◆ **THINGS TO DO**
1/ For the Fed rate-cut poll summary, decide whether each statement agrees with the text: (a) most economists polled expect a 50 basis point cut in September; (b) economists are generally more cautious than interest rate futures pricing; (c) Barclays argues that market participants are too confident in a September cut. Answer yes or no for each, quoting the deciding words.
2/ Output the passage of the Fed rate-cut poll summary between "A Reuters poll" and "in the outlook.", inclusive.
3/ Pick up the Fed rate-cut poll summary where it stops and continue it.

◆ **EXTRACT**

= = = =

A Reuters poll reveals that 61% of economists anticipate a 25 basis point Federal Reserve interest rate cut in September, the first this year, with over 60% expecting one or two reductions by year-end. This consensus is driven by rising concerns over the U.S. economy's health, including persistent inflation and weakening labor market data, though economists are generally more cautious than interest rate futures pricing. However, some analysts, notably Barclays, contend that market participants are excessively confident in a September cut, citing potential misinterpretations of the FOMC's labor market assessment and reaction function, underscoring ongoing uncertainty in the outlook.

= = = =

◆ **STORED DATA**
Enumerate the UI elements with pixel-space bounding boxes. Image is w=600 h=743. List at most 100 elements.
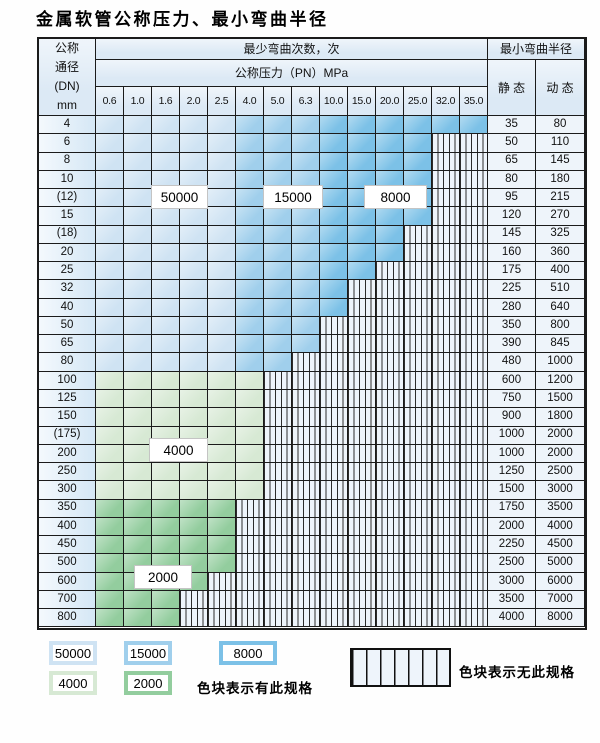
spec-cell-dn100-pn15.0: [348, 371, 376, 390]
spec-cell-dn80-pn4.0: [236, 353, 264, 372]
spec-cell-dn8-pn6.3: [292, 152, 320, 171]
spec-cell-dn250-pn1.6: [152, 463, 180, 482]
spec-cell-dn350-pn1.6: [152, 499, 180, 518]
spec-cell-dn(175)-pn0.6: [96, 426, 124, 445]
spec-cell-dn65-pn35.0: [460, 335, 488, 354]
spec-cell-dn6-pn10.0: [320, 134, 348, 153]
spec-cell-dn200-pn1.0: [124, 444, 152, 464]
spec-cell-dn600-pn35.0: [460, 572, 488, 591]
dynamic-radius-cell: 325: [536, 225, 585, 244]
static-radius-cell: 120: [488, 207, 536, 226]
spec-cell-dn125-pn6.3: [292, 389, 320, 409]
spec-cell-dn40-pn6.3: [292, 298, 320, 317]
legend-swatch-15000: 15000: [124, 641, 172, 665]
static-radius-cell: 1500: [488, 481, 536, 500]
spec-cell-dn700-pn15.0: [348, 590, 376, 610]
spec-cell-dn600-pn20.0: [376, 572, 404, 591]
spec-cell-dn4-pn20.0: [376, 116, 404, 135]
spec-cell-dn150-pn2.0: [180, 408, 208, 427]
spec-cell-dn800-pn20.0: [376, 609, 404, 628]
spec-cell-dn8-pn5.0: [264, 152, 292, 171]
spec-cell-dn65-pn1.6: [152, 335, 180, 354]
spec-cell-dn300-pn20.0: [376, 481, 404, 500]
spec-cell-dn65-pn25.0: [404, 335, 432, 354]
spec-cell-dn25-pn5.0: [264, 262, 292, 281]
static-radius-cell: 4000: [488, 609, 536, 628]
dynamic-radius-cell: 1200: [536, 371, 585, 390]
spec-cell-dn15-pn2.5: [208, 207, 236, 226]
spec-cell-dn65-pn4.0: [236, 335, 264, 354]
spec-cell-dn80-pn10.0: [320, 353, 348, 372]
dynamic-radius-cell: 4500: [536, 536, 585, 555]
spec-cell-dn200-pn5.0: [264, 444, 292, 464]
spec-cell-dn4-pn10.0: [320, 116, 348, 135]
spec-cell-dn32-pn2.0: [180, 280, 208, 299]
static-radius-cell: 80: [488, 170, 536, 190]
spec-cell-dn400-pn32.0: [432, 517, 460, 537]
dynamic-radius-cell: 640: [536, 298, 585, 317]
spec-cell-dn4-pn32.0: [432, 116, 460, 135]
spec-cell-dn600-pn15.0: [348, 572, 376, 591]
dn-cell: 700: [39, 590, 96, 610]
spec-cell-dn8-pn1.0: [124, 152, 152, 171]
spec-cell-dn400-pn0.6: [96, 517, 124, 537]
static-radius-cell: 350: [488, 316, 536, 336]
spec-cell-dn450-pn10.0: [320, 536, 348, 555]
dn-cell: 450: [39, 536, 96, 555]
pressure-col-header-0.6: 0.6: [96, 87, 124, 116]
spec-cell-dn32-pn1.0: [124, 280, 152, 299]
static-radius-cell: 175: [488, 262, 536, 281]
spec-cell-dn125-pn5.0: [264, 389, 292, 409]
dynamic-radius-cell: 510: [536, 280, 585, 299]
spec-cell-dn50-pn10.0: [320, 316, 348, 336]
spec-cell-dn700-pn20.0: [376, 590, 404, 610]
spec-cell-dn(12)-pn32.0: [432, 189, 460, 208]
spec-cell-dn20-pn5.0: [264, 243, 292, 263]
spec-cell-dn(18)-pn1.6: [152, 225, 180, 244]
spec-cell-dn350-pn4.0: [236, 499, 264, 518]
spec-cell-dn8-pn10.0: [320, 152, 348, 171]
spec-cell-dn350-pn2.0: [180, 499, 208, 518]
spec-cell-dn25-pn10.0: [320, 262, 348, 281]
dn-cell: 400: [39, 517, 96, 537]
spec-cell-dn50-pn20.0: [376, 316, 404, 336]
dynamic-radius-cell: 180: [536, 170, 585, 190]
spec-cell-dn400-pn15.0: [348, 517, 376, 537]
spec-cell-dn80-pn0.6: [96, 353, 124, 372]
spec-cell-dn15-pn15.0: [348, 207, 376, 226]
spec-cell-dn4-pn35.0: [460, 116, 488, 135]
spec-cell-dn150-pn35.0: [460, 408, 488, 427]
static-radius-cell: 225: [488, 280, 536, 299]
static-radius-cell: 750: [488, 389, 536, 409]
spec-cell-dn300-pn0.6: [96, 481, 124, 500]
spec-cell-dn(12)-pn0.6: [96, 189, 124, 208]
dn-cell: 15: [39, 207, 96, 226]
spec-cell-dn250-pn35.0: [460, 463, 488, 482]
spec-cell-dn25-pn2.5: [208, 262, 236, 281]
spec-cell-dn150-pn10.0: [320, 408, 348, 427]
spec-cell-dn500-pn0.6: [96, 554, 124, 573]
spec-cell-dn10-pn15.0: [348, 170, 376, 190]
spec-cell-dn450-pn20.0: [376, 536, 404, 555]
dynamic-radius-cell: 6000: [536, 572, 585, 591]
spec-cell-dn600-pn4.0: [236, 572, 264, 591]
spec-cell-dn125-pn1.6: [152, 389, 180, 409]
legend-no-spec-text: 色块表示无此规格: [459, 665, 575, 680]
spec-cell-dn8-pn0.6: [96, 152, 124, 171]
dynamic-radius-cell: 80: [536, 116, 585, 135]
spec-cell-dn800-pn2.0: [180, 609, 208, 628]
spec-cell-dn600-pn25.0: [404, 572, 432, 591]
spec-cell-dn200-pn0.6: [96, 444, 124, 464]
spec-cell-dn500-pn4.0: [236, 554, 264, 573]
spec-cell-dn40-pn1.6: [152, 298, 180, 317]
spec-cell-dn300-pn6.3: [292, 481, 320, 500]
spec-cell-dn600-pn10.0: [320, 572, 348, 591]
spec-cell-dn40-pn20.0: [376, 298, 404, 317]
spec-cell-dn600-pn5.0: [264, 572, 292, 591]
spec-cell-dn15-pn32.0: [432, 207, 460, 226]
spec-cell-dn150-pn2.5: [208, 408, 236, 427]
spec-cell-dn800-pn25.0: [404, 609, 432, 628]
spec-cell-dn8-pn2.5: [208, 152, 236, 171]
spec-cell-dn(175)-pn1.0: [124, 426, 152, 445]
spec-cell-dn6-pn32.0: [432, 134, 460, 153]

= = = =

◆ **RESULTS IN ORDER**
1/
(a) No: "61% of economists anticipate a 25 basis point Federal Reserve interest rate cut in September"
(b) Yes: "economists are generally more cautious than interest rate futures pricing"
(c) Yes: "notably Barclays, contend that market participants are excessively confident in a September cut"

2/
A Reuters poll reveals that 61% of economists anticipate a 25 basis point Federal Reserve interest rate cut in September, the first this year, with over 60% expecting one or two reductions by year-end. This consensus is driven by rising concerns over the U.S. economy's health, including persistent inflation and weakening labor market data, though economists are generally more cautious than interest rate futures pricing. However, some analysts, notably Barclays, contend that market participants are excessively confident in a September cut, citing potential misinterpretations of the FOMC's labor market assessment and reaction function, underscoring ongoing uncertainty in the outlook.

3/
Analysis

A recent Reuters poll indicates a growing consensus among economists for a near-term Federal Reserve policy pivot, with a 61% majority now forecasting a 25 basis point interest rate cut in September. This expectation is underpinned by mounting concerns over U.S. economic health, specifically citing recent downward revisions to hiring figures that suggest a weakening labor market, and persistent inflation pressures exacerbated by tariffs. However, significant divergence and uncertainty persist. Economists' outlook remains more conservative than that of interest rate futures traders, who have priced in a September cut with near-certainty. Furthermore, dissenting views, such as those from Barclays, argue that market participants are "excessively confident" and may be misinterpreting the FOMC's assessment of labor conditions. The situation is compounded by internal divergence within the FOMC, political pressure on Fed Chair Powell, and a general reliance on forthcoming data. Key upcoming catalysts include the next round of inflation and jobs reports, as well as Powell's speech at the Jackson Hole conference, which could either validate or challenge the current rate cut expectations. While most economists view the inflationary impact of tariffs as temporary, inflation forecasts remain above the Fed's 2% target through 2027, and there is no consensus on the federal funds rate by the end of 2025, highlighting a highly fluid and data-dependent policy environment.